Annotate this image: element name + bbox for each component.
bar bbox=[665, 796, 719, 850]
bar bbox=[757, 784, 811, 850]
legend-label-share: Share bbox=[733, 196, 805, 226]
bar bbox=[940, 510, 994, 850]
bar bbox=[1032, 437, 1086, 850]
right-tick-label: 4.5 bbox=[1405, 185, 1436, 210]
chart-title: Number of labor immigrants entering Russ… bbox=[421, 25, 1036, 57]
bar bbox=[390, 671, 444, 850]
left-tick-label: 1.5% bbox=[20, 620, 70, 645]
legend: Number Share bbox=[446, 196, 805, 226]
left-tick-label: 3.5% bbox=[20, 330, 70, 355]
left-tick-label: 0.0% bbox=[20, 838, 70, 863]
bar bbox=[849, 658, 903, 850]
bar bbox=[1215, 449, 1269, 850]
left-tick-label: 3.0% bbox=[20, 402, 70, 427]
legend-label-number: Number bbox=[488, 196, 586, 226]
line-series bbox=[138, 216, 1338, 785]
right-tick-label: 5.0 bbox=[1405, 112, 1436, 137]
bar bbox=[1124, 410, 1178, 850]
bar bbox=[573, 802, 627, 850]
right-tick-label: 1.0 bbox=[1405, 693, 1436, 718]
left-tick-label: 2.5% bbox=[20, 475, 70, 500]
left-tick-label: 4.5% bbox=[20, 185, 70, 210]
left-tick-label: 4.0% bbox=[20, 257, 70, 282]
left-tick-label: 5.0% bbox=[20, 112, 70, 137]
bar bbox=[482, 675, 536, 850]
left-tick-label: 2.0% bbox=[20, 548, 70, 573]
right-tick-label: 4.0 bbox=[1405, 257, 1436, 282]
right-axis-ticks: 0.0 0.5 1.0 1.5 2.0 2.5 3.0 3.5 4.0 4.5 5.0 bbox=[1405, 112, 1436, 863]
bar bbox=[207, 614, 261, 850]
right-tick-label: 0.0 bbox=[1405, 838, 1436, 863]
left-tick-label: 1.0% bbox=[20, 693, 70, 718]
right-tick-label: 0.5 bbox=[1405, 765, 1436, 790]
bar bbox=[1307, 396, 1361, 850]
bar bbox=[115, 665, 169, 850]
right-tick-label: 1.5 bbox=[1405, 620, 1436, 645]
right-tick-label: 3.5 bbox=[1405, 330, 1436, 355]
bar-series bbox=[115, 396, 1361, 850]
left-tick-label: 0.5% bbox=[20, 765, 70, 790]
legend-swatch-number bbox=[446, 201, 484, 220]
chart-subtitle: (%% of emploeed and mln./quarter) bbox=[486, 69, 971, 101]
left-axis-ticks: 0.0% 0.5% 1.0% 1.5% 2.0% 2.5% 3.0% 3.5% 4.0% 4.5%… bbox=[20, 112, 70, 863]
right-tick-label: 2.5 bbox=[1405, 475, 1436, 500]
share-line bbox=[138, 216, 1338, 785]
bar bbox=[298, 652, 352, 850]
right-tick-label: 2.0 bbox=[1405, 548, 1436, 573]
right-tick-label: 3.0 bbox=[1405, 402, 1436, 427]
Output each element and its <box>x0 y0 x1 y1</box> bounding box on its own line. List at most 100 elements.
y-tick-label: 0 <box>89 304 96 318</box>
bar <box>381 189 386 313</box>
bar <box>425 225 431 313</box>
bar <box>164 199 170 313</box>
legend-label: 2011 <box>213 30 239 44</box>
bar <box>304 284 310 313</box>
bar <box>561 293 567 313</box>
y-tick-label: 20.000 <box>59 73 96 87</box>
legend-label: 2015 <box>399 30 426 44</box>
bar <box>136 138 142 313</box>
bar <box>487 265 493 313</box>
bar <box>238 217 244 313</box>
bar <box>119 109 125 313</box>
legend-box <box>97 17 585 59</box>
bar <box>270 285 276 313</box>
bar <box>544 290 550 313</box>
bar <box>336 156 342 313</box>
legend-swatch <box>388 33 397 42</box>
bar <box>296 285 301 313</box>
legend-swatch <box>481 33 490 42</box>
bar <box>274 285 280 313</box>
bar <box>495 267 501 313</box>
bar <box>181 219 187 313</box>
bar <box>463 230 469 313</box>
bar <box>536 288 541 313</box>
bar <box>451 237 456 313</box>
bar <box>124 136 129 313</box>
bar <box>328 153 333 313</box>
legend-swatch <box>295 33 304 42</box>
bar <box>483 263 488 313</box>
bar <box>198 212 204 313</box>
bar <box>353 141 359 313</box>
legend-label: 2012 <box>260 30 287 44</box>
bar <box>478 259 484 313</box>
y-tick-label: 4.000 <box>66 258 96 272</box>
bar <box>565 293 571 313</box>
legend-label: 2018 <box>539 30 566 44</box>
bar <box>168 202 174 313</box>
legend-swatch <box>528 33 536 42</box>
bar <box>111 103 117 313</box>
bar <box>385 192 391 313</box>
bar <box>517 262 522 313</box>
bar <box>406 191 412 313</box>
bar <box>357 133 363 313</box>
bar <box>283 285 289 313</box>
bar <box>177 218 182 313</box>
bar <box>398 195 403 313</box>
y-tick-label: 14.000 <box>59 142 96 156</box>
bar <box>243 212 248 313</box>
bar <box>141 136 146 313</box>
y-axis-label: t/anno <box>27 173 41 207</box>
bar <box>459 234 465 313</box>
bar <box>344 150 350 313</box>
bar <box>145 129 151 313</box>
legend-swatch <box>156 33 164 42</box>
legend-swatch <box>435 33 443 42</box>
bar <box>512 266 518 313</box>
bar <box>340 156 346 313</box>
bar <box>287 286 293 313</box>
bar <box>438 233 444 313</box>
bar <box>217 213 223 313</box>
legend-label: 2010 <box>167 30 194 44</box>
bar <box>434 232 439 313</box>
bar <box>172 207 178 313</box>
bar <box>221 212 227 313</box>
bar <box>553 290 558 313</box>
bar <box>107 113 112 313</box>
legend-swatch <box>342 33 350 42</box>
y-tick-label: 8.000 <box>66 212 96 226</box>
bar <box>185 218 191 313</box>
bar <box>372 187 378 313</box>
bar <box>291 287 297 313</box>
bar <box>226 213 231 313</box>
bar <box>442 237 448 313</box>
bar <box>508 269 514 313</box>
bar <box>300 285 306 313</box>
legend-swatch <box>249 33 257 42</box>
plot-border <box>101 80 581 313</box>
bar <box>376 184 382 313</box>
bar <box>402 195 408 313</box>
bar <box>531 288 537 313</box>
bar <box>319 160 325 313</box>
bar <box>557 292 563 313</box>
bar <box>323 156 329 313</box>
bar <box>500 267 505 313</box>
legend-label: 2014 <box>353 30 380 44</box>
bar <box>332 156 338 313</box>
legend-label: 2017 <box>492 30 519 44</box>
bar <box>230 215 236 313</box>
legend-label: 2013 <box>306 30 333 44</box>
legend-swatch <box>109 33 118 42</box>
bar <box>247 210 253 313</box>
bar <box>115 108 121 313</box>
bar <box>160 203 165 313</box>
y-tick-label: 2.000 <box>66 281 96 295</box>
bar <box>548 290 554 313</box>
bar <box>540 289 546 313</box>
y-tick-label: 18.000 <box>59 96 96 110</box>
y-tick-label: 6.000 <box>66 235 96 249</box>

+---+

# Aim:
Select every line in the records above that contains the string "series", with uppercase and lowercase letters treated as different.

# The response:
line-series bbox=[138, 216, 1338, 785]
bar-series bbox=[115, 396, 1361, 850]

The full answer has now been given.